## Direction
Look through the material and copy each line holding "used".

## Given information

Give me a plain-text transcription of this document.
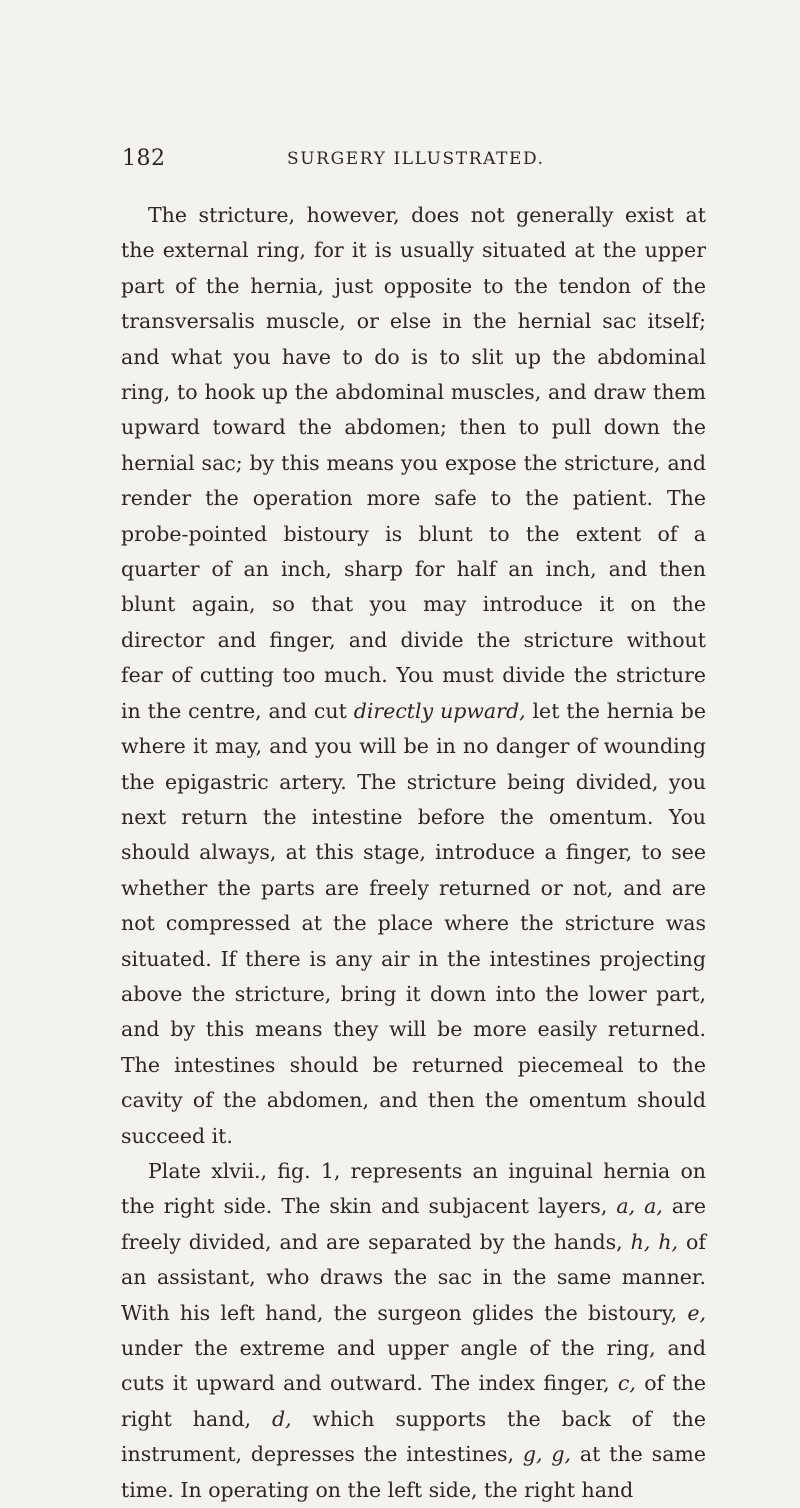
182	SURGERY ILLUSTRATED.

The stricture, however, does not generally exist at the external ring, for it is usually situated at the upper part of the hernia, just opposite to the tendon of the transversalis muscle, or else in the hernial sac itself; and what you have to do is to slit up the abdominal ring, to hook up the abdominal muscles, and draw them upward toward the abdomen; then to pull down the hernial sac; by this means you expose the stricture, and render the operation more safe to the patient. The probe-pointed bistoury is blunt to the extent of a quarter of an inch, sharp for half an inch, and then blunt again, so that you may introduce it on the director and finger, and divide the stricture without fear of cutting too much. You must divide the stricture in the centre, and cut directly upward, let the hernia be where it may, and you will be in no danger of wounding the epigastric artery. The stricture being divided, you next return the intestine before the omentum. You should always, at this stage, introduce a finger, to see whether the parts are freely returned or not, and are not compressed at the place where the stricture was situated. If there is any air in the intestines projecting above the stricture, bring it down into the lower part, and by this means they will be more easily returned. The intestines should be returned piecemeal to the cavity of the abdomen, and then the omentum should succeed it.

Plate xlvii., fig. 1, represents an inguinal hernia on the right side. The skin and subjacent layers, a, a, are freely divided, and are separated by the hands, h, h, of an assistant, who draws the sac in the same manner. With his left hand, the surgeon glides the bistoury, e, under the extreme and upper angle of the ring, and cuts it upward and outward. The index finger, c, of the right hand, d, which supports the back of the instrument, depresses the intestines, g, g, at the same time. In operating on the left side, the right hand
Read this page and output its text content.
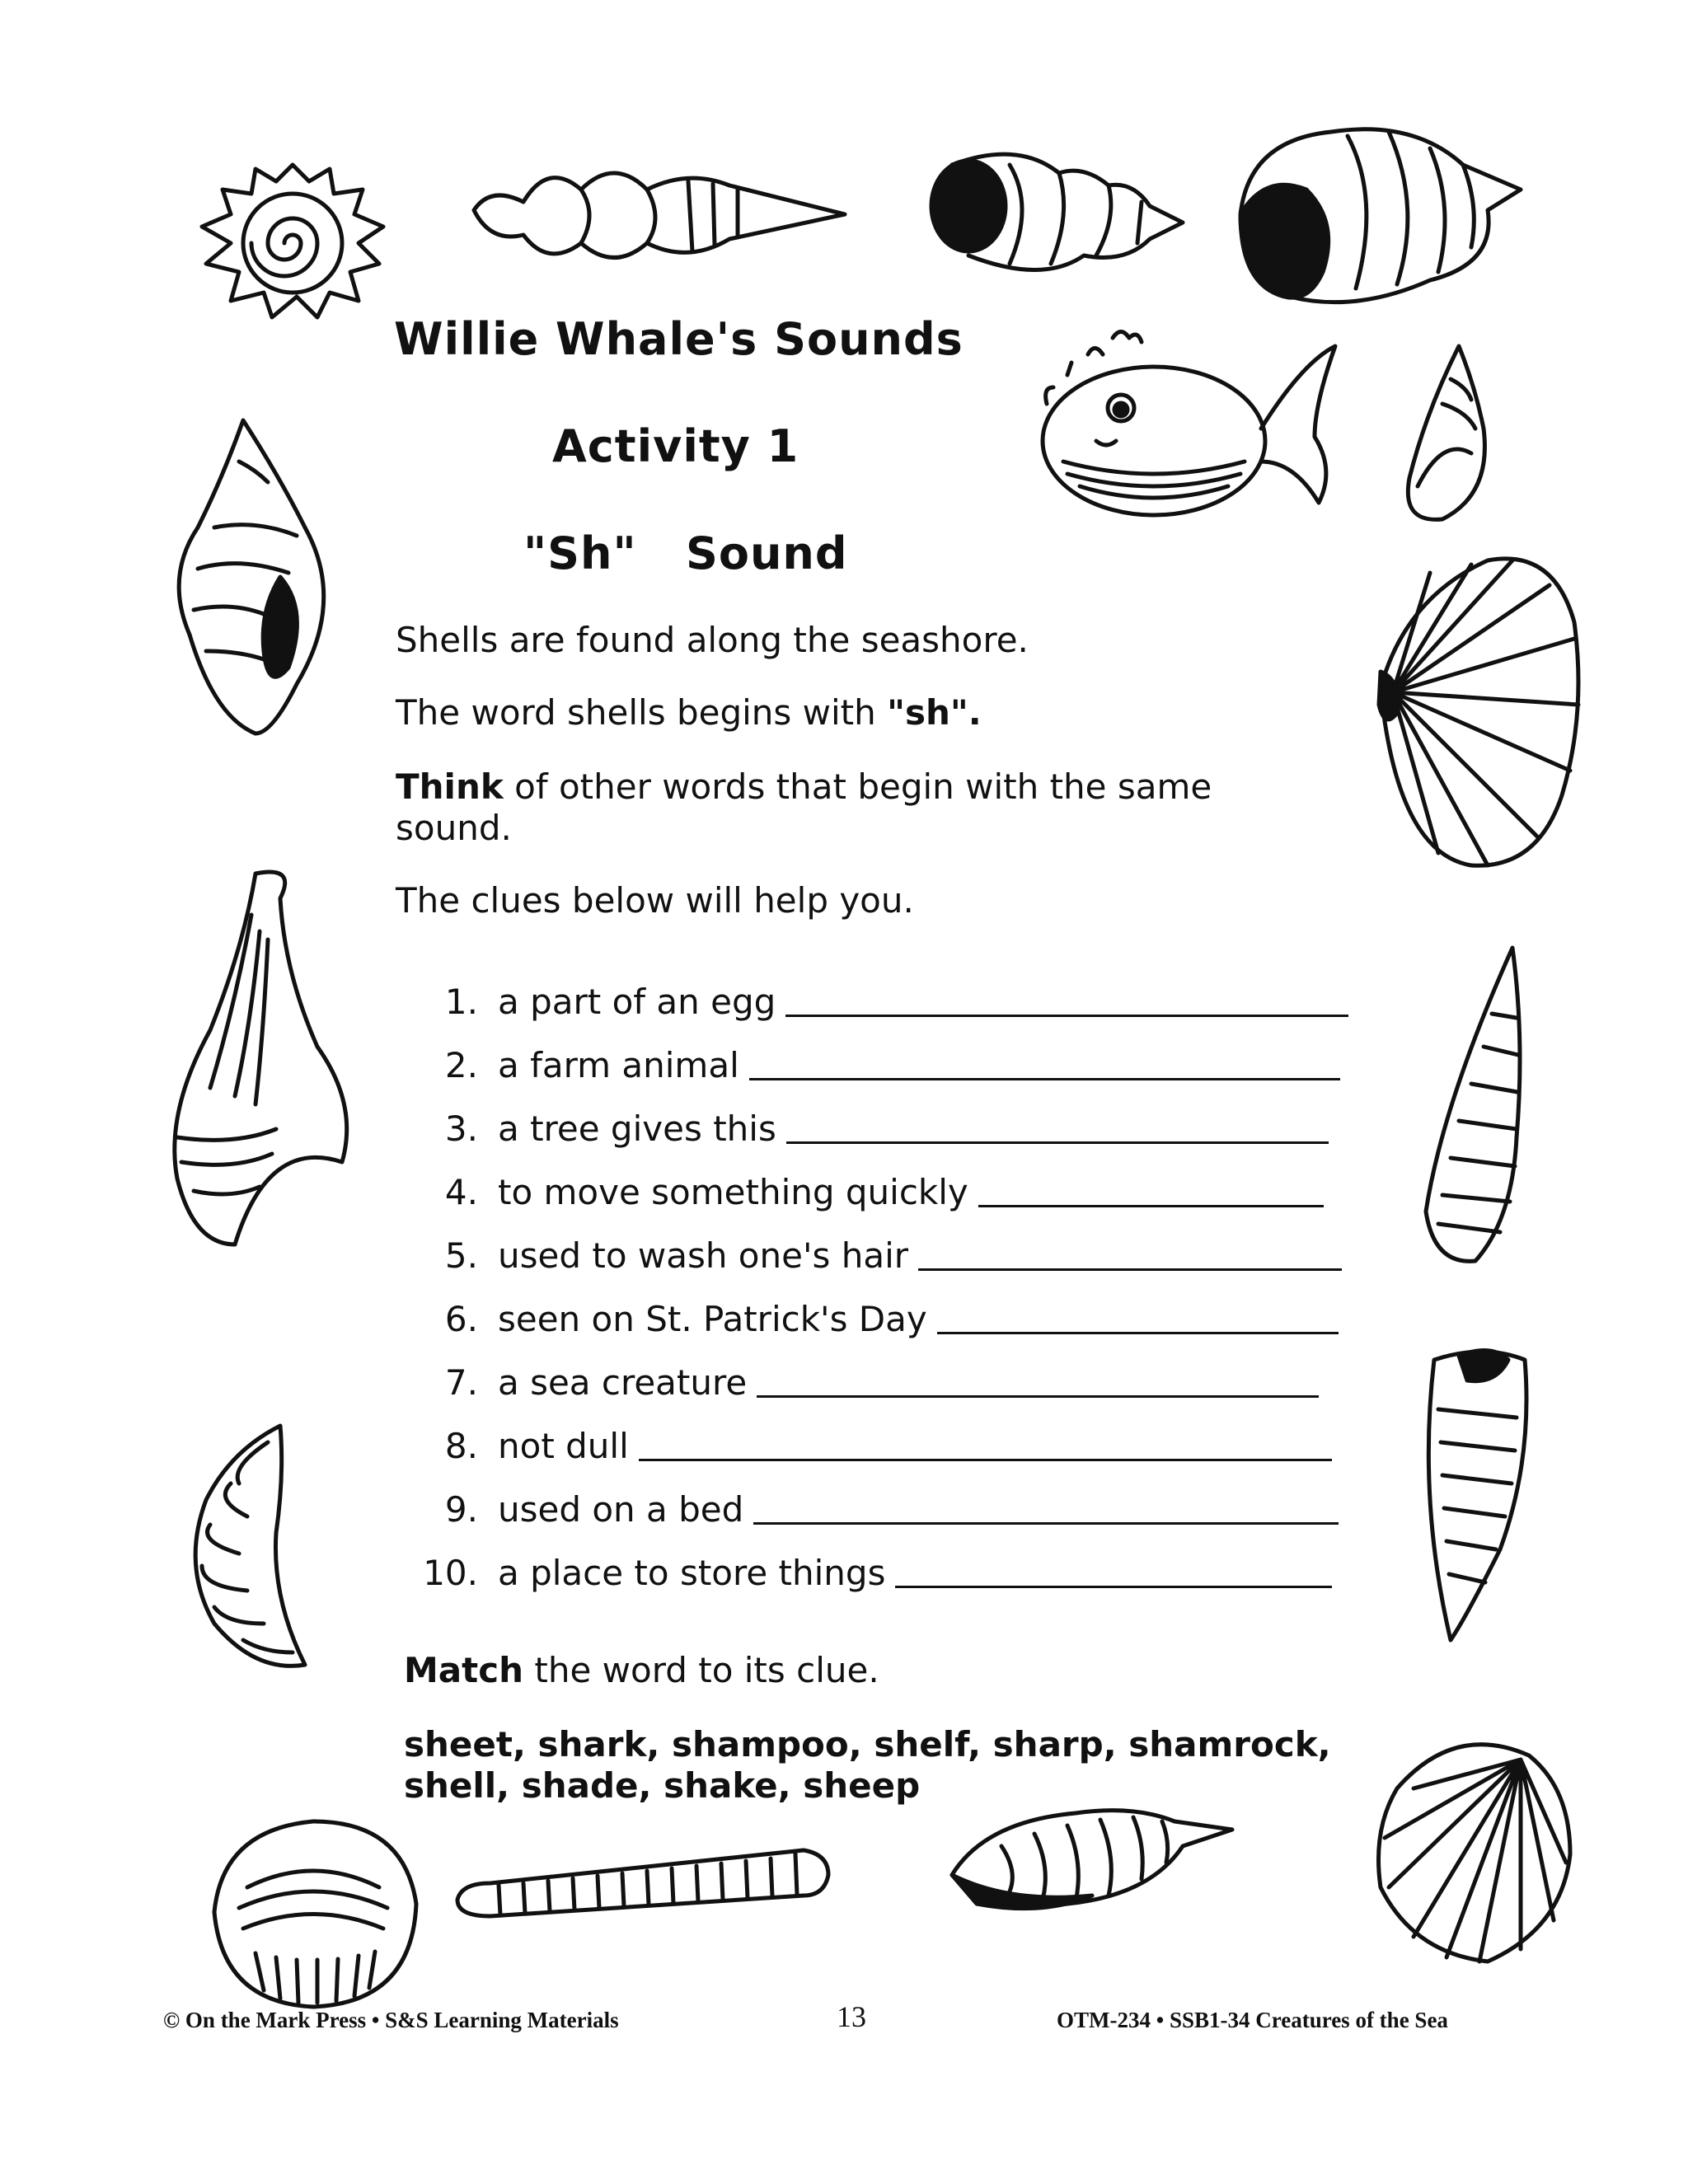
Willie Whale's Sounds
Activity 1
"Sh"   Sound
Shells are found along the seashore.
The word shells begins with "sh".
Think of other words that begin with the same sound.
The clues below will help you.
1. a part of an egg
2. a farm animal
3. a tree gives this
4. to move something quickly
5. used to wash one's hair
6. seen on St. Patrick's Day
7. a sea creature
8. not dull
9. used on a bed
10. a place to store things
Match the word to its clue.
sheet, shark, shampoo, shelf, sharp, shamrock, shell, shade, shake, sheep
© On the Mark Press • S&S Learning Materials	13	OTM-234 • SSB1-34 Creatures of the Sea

## Answer to this exercise
5. used to wash one's hair
9. used on a bed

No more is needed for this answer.